- _Data for the task_
— START —

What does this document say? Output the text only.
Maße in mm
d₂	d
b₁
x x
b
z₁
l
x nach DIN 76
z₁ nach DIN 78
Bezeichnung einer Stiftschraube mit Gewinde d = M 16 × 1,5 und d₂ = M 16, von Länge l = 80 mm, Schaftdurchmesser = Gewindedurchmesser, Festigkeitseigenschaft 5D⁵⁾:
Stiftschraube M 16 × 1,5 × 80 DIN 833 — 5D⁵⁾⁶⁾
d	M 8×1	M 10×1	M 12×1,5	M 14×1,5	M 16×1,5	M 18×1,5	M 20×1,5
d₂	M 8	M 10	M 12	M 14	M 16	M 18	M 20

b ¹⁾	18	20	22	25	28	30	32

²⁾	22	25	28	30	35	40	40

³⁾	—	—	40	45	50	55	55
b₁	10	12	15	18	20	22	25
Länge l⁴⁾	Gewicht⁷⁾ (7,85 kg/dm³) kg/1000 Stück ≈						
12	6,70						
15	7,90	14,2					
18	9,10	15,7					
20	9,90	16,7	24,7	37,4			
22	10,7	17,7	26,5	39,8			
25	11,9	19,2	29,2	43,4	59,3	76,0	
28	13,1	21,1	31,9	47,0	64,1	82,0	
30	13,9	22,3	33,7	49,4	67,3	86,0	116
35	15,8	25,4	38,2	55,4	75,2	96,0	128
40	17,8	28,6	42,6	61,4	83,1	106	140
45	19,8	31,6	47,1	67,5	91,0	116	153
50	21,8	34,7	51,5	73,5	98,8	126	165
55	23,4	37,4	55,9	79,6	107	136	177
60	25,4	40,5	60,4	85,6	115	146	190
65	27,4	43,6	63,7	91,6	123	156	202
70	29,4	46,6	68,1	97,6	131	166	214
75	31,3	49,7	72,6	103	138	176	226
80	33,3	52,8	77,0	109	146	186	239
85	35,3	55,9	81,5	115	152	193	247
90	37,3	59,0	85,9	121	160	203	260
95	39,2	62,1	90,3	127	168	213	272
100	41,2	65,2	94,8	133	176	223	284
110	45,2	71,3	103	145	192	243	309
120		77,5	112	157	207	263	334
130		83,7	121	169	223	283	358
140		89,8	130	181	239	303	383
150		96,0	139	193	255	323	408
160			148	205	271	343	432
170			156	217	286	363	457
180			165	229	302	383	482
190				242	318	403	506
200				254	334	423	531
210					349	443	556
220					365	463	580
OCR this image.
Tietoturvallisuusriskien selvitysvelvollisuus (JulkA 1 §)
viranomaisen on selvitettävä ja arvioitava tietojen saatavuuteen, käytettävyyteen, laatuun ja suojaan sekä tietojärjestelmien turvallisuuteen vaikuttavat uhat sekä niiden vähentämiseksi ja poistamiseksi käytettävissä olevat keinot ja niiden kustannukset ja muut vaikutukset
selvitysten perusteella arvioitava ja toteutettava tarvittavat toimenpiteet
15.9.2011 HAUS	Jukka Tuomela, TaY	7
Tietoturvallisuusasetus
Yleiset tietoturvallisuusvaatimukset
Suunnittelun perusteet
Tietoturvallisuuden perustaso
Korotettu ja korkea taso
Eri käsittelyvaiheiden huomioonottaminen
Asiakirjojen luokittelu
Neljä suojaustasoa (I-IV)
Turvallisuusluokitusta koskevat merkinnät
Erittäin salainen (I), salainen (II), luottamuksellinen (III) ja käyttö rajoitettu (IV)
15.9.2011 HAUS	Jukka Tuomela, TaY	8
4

— END —
— START —

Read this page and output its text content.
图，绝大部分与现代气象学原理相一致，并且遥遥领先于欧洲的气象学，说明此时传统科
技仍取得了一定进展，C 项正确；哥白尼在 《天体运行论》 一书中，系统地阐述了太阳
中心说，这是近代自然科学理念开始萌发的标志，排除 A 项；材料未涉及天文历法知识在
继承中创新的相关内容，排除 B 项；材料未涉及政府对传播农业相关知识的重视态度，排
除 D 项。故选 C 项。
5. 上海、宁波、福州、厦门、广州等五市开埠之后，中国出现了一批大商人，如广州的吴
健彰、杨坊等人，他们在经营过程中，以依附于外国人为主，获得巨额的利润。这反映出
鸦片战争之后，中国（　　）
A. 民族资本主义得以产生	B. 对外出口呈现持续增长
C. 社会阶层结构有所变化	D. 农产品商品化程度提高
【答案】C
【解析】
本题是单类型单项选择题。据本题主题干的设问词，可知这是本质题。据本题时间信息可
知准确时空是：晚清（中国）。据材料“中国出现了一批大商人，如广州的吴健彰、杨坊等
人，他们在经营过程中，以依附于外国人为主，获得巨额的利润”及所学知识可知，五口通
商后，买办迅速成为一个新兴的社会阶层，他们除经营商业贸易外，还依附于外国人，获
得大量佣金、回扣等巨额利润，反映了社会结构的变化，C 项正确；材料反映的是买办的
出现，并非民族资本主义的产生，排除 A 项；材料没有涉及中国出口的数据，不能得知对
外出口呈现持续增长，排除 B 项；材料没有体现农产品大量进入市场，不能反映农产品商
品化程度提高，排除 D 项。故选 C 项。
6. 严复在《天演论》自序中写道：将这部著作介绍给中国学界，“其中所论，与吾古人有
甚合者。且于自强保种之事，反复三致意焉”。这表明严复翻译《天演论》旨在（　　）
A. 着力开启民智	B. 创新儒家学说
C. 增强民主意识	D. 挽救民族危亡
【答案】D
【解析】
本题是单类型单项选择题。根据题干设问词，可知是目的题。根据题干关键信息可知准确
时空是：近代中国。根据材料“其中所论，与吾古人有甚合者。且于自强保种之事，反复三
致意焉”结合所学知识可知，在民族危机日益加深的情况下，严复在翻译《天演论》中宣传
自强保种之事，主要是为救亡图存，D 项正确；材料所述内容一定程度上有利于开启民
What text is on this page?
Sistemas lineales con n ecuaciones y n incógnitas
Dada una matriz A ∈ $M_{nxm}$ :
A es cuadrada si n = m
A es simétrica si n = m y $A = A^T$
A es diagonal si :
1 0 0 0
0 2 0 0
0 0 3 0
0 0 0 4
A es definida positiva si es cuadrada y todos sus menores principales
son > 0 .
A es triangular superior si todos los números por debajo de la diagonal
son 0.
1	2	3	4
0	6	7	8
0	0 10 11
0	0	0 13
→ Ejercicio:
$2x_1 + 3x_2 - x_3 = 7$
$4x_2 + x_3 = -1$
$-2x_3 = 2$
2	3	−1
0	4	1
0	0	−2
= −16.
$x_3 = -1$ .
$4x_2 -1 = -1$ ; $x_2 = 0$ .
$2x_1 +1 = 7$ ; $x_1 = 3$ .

— END —

- _Given instruction_
Find the string "What" in the records, then copy each line where it occurs.

- _Solved problem_
What does this document say? Output the text only.
What text is on this page?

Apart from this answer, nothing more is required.